___ LISTED ENTRIES ___
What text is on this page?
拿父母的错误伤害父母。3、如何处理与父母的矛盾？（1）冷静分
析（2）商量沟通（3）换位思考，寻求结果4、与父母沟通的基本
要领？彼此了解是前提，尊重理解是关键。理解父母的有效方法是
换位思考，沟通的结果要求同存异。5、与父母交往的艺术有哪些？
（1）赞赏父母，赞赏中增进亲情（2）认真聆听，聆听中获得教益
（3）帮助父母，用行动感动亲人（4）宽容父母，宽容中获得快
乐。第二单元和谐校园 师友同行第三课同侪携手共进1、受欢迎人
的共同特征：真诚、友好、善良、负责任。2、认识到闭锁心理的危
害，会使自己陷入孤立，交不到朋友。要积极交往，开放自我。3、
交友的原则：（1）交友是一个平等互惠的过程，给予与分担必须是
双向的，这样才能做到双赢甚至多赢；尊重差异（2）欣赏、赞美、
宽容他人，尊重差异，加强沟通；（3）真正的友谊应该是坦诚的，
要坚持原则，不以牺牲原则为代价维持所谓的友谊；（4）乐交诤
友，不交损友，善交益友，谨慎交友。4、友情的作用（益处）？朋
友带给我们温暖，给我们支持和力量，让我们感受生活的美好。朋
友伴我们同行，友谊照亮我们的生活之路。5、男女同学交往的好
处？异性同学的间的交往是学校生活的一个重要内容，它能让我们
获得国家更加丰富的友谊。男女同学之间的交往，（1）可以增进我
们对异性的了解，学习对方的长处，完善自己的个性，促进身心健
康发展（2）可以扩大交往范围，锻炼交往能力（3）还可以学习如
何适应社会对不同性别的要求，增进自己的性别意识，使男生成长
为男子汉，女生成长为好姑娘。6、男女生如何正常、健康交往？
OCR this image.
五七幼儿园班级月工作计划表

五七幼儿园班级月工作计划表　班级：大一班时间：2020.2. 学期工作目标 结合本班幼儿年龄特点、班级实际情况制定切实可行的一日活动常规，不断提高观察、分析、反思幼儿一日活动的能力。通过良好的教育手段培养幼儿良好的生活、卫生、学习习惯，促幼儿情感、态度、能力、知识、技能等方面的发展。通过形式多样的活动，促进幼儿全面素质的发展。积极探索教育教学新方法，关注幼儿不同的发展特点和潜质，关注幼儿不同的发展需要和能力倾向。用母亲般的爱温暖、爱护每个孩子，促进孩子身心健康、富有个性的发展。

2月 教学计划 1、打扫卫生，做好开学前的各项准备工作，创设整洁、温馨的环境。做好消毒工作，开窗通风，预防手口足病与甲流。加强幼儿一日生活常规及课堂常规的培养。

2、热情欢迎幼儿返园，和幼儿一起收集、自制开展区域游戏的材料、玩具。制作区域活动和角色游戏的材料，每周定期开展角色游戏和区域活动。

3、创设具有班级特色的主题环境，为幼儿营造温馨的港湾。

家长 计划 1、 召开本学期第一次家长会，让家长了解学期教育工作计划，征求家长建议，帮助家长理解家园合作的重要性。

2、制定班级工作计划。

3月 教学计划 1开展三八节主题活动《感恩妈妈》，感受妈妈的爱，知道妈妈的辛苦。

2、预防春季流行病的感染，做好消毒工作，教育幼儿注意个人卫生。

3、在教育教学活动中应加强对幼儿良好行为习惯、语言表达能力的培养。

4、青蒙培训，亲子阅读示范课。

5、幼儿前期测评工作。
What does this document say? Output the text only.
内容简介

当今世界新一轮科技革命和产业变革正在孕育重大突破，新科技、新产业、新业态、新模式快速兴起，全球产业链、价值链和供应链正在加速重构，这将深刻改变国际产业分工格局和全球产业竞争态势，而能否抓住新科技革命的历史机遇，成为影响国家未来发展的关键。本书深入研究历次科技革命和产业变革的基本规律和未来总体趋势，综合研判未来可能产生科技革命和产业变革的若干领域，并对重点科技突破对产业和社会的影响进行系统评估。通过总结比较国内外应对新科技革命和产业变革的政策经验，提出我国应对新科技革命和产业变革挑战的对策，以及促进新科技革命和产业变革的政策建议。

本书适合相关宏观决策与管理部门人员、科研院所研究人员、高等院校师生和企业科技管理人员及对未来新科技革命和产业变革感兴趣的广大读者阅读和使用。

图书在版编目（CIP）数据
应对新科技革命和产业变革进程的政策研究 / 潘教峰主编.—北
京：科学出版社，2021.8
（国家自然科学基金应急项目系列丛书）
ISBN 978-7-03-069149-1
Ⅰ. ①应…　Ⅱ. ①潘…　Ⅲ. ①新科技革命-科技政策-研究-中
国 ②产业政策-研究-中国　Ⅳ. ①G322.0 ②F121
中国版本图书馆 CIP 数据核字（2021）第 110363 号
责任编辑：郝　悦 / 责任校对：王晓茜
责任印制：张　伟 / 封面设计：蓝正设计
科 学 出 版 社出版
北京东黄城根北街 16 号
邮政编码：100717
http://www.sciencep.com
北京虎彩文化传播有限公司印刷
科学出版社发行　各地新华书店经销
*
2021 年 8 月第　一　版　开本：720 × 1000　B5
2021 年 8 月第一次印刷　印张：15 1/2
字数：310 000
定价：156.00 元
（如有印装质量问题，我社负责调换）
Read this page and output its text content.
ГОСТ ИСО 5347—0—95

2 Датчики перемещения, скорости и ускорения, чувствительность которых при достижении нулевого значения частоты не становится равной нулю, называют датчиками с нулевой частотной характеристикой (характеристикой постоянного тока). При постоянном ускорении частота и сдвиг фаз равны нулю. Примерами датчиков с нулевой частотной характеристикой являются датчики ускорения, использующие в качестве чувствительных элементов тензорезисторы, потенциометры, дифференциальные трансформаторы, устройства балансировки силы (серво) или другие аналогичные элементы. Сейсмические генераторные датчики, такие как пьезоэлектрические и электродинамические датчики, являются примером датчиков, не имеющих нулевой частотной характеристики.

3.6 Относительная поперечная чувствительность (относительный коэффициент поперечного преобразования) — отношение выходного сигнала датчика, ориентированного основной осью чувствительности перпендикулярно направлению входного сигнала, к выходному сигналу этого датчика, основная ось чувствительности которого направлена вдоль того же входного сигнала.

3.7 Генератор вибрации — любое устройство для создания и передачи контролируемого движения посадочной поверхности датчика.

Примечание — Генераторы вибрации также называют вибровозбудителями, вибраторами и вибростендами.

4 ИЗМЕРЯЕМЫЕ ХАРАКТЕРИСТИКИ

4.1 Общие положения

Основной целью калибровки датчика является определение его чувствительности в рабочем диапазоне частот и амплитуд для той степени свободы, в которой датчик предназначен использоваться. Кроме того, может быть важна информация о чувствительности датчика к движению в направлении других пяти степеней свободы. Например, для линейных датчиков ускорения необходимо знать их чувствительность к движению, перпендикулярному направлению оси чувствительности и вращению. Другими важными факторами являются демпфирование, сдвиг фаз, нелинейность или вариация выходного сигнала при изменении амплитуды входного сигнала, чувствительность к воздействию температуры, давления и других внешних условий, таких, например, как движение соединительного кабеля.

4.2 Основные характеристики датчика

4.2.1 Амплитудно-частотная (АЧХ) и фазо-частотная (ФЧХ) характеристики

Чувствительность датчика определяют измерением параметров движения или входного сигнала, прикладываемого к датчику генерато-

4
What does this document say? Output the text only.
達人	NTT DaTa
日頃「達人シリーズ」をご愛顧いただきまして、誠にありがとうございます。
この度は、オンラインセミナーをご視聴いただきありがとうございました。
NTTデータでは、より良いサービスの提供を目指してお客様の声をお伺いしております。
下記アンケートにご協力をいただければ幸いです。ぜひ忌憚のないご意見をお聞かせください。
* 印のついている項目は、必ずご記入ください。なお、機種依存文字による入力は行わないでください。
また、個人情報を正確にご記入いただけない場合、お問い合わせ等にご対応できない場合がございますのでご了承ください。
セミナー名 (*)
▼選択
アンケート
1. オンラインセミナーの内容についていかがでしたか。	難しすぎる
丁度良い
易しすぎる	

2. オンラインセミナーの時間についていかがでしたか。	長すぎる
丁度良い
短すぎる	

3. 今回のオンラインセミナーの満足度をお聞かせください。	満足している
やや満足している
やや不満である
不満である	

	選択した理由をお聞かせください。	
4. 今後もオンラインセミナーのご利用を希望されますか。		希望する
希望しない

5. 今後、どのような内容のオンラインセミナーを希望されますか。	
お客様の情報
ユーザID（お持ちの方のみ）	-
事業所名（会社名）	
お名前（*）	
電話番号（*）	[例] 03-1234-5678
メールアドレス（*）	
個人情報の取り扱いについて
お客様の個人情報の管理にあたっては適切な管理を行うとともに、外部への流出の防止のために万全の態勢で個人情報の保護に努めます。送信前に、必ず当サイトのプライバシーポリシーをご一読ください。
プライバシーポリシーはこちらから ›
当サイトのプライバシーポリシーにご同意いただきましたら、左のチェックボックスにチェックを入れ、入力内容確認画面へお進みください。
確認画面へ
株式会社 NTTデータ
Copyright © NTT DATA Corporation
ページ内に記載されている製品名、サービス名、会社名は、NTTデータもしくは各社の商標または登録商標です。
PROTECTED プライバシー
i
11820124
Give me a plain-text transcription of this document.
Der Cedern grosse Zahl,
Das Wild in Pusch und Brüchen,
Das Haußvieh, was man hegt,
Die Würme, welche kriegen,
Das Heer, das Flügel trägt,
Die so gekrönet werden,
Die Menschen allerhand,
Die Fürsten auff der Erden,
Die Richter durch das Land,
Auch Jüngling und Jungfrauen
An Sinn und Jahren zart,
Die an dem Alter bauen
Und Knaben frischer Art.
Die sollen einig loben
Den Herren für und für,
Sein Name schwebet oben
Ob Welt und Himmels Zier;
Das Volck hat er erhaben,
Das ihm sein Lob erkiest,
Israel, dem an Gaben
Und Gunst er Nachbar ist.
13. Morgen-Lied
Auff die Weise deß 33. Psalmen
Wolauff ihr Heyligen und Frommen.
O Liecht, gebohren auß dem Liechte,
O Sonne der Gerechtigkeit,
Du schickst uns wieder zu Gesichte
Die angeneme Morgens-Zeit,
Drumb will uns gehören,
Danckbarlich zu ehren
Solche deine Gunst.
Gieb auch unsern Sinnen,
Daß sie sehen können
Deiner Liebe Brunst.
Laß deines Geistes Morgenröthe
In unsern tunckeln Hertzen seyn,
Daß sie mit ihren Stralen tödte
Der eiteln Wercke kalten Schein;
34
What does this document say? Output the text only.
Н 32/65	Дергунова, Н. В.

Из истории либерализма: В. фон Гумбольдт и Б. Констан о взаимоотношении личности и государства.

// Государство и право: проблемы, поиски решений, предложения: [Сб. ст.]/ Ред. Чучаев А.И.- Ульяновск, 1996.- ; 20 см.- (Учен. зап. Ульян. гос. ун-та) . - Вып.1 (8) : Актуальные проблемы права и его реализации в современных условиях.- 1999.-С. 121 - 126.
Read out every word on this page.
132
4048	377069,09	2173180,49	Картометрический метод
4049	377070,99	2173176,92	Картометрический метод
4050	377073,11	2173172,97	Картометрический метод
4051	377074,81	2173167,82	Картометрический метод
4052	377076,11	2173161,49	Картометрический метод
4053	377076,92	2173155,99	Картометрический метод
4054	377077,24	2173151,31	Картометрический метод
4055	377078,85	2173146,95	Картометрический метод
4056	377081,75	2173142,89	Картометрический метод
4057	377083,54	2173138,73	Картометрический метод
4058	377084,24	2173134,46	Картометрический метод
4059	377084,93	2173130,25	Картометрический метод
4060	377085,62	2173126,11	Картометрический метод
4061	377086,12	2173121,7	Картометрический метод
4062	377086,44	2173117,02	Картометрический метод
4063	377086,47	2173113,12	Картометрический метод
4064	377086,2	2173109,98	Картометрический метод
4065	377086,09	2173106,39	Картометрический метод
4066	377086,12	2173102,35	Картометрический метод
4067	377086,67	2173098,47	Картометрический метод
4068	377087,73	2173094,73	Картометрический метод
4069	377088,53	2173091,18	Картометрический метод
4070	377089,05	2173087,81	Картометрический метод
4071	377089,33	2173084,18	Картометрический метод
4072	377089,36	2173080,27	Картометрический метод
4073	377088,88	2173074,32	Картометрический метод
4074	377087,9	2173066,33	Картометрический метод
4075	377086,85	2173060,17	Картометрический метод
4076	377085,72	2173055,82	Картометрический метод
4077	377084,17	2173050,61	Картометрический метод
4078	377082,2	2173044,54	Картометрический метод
___
WHAT NEEDS TO BE DONE :: Count every line in the data that contains the word "называют", then give that count and nothing else.

TASK RESULT :: 2